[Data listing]

◇ ◇ ◇

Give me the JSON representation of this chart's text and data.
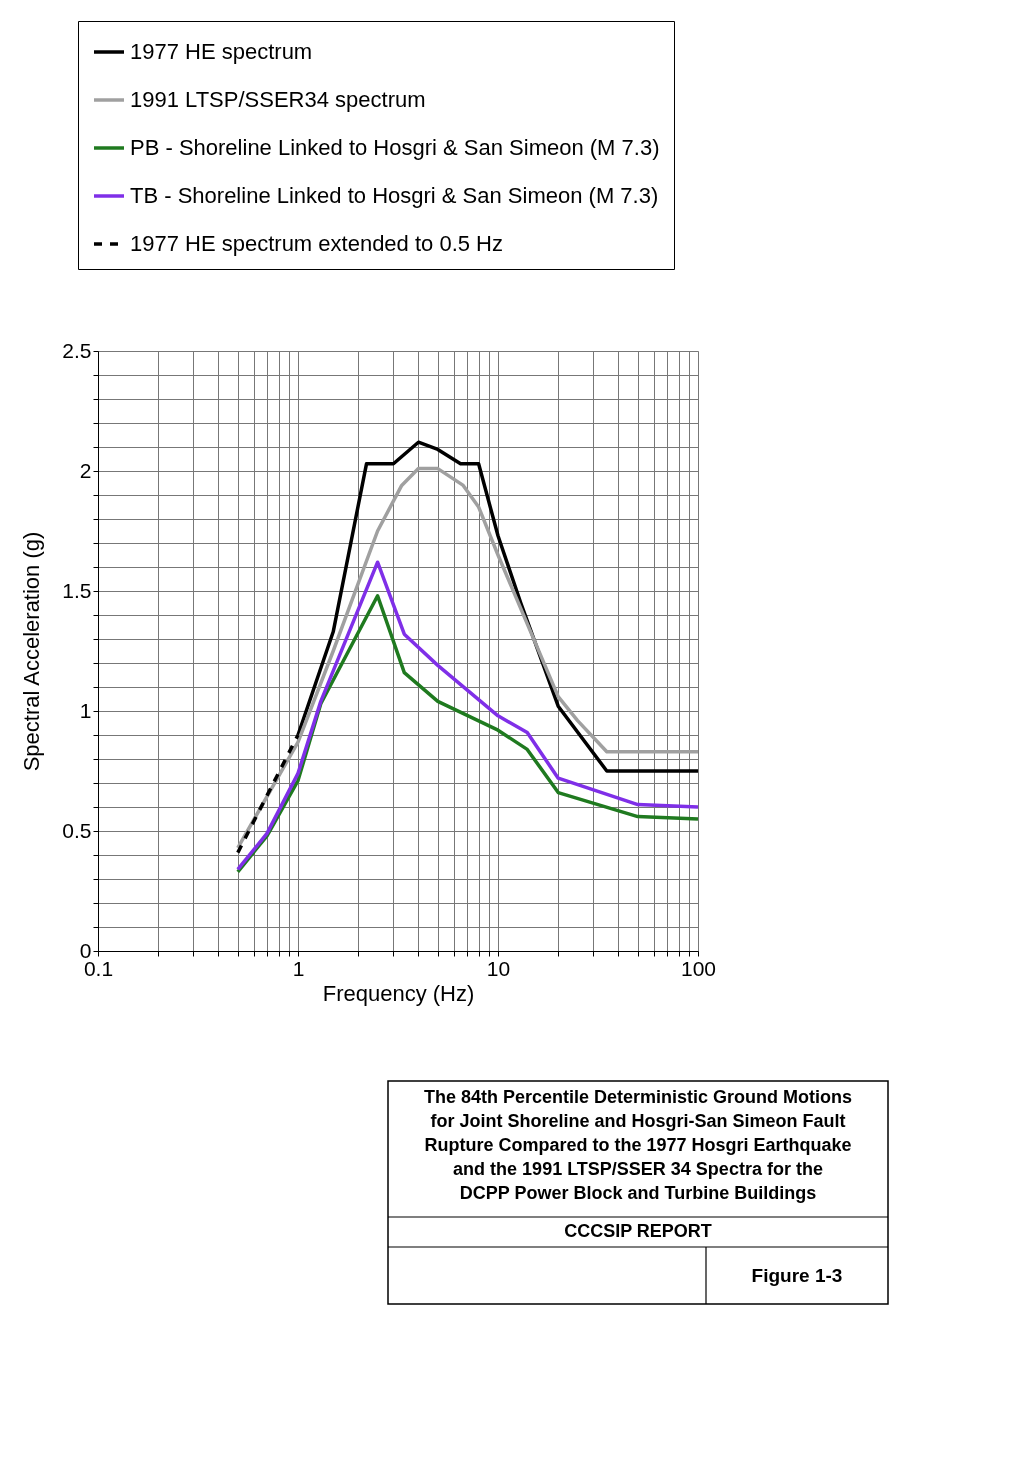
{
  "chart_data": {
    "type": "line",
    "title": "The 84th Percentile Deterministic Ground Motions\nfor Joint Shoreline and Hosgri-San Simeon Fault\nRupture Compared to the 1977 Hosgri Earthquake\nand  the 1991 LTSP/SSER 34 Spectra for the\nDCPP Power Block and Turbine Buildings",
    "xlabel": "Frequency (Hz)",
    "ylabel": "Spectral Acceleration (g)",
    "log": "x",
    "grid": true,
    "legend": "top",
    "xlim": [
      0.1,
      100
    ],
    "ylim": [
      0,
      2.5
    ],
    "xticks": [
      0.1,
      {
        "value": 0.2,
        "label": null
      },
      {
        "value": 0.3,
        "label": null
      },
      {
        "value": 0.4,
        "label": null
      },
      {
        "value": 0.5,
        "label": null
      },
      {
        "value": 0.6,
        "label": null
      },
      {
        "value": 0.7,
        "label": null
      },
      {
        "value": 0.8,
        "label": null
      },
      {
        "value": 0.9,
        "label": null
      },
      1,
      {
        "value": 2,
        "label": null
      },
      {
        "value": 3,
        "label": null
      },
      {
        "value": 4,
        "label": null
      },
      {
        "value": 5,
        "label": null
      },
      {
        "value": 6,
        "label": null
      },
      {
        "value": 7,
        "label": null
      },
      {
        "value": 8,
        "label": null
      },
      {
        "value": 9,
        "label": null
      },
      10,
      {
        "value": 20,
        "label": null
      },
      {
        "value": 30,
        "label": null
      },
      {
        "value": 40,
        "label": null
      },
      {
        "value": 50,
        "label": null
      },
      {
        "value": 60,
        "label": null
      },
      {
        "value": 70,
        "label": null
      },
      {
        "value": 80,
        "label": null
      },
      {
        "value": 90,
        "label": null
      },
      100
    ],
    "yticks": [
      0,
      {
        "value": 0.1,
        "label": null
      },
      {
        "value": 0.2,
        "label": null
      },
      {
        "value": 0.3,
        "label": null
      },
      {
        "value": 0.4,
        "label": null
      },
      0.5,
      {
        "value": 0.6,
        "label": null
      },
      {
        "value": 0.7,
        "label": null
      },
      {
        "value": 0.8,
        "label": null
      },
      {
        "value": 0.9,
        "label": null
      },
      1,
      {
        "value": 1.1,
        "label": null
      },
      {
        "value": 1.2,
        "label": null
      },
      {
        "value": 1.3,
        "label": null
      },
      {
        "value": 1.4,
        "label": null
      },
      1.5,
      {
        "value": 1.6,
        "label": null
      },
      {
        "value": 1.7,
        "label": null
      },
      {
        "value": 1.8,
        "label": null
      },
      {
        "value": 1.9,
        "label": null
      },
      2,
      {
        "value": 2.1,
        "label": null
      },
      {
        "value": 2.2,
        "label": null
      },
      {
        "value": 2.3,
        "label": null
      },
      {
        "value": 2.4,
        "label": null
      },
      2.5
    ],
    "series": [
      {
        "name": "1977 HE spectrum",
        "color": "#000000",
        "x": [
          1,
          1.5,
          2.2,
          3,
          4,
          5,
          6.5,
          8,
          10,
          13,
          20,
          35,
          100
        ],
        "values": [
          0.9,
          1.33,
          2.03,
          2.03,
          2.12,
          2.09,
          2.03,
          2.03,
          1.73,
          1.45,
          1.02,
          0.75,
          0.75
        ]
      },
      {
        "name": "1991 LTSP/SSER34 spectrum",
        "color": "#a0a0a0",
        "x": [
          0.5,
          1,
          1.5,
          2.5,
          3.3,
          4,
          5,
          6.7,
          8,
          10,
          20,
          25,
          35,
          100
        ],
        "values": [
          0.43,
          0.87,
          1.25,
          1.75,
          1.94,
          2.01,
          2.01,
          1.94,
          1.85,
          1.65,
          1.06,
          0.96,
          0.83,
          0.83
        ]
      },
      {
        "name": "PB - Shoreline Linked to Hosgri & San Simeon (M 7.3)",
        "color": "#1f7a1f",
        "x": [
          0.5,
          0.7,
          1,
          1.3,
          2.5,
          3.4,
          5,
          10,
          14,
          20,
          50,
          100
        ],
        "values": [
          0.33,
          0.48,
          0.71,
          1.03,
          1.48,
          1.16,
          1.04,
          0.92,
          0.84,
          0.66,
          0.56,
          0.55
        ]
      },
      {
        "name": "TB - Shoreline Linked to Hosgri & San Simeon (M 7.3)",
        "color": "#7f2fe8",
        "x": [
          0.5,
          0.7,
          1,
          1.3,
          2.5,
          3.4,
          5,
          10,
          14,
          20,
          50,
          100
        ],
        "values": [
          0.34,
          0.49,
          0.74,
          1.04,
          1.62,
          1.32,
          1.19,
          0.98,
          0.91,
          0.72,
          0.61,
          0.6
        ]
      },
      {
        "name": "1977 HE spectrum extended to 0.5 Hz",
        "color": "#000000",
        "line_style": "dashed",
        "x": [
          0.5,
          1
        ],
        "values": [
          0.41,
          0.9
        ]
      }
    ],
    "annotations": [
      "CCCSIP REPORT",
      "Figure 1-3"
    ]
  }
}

◇ ◇ ◇

— WHAT THE TASK ASKS —
Your task is to repeat the material above exactly, without its pictures.

— WRITTEN SOLUTION —
Give me the JSON representation of this chart's text and data.
{
  "chart_data": {
    "type": "line",
    "title": "The 84th Percentile Deterministic Ground Motions\nfor Joint Shoreline and Hosgri-San Simeon Fault\nRupture Compared to the 1977 Hosgri Earthquake\nand  the 1991 LTSP/SSER 34 Spectra for the\nDCPP Power Block and Turbine Buildings",
    "xlabel": "Frequency (Hz)",
    "ylabel": "Spectral Acceleration (g)",
    "log": "x",
    "grid": true,
    "legend": "top",
    "xlim": [
      0.1,
      100
    ],
    "ylim": [
      0,
      2.5
    ],
    "xticks": [
      0.1,
      {
        "value": 0.2,
        "label": null
      },
      {
        "value": 0.3,
        "label": null
      },
      {
        "value": 0.4,
        "label": null
      },
      {
        "value": 0.5,
        "label": null
      },
      {
        "value": 0.6,
        "label": null
      },
      {
        "value": 0.7,
        "label": null
      },
      {
        "value": 0.8,
        "label": null
      },
      {
        "value": 0.9,
        "label": null
      },
      1,
      {
        "value": 2,
        "label": null
      },
      {
        "value": 3,
        "label": null
      },
      {
        "value": 4,
        "label": null
      },
      {
        "value": 5,
        "label": null
      },
      {
        "value": 6,
        "label": null
      },
      {
        "value": 7,
        "label": null
      },
      {
        "value": 8,
        "label": null
      },
      {
        "value": 9,
        "label": null
      },
      10,
      {
        "value": 20,
        "label": null
      },
      {
        "value": 30,
        "label": null
      },
      {
        "value": 40,
        "label": null
      },
      {
        "value": 50,
        "label": null
      },
      {
        "value": 60,
        "label": null
      },
      {
        "value": 70,
        "label": null
      },
      {
        "value": 80,
        "label": null
      },
      {
        "value": 90,
        "label": null
      },
      100
    ],
    "yticks": [
      0,
      {
        "value": 0.1,
        "label": null
      },
      {
        "value": 0.2,
        "label": null
      },
      {
        "value": 0.3,
        "label": null
      },
      {
        "value": 0.4,
        "label": null
      },
      0.5,
      {
        "value": 0.6,
        "label": null
      },
      {
        "value": 0.7,
        "label": null
      },
      {
        "value": 0.8,
        "label": null
      },
      {
        "value": 0.9,
        "label": null
      },
      1,
      {
        "value": 1.1,
        "label": null
      },
      {
        "value": 1.2,
        "label": null
      },
      {
        "value": 1.3,
        "label": null
      },
      {
        "value": 1.4,
        "label": null
      },
      1.5,
      {
        "value": 1.6,
        "label": null
      },
      {
        "value": 1.7,
        "label": null
      },
      {
        "value": 1.8,
        "label": null
      },
      {
        "value": 1.9,
        "label": null
      },
      2,
      {
        "value": 2.1,
        "label": null
      },
      {
        "value": 2.2,
        "label": null
      },
      {
        "value": 2.3,
        "label": null
      },
      {
        "value": 2.4,
        "label": null
      },
      2.5
    ],
    "series": [
      {
        "name": "1977 HE spectrum",
        "color": "#000000",
        "x": [
          1,
          1.5,
          2.2,
          3,
          4,
          5,
          6.5,
          8,
          10,
          13,
          20,
          35,
          100
        ],
        "values": [
          0.9,
          1.33,
          2.03,
          2.03,
          2.12,
          2.09,
          2.03,
          2.03,
          1.73,
          1.45,
          1.02,
          0.75,
          0.75
        ]
      },
      {
        "name": "1991 LTSP/SSER34 spectrum",
        "color": "#a0a0a0",
        "x": [
          0.5,
          1,
          1.5,
          2.5,
          3.3,
          4,
          5,
          6.7,
          8,
          10,
          20,
          25,
          35,
          100
        ],
        "values": [
          0.43,
          0.87,
          1.25,
          1.75,
          1.94,
          2.01,
          2.01,
          1.94,
          1.85,
          1.65,
          1.06,
          0.96,
          0.83,
          0.83
        ]
      },
      {
        "name": "PB - Shoreline Linked to Hosgri & San Simeon (M 7.3)",
        "color": "#1f7a1f",
        "x": [
          0.5,
          0.7,
          1,
          1.3,
          2.5,
          3.4,
          5,
          10,
          14,
          20,
          50,
          100
        ],
        "values": [
          0.33,
          0.48,
          0.71,
          1.03,
          1.48,
          1.16,
          1.04,
          0.92,
          0.84,
          0.66,
          0.56,
          0.55
        ]
      },
      {
        "name": "TB - Shoreline Linked to Hosgri & San Simeon (M 7.3)",
        "color": "#7f2fe8",
        "x": [
          0.5,
          0.7,
          1,
          1.3,
          2.5,
          3.4,
          5,
          10,
          14,
          20,
          50,
          100
        ],
        "values": [
          0.34,
          0.49,
          0.74,
          1.04,
          1.62,
          1.32,
          1.19,
          0.98,
          0.91,
          0.72,
          0.61,
          0.6
        ]
      },
      {
        "name": "1977 HE spectrum extended to 0.5 Hz",
        "color": "#000000",
        "line_style": "dashed",
        "x": [
          0.5,
          1
        ],
        "values": [
          0.41,
          0.9
        ]
      }
    ],
    "annotations": [
      "CCCSIP REPORT",
      "Figure 1-3"
    ]
  }
}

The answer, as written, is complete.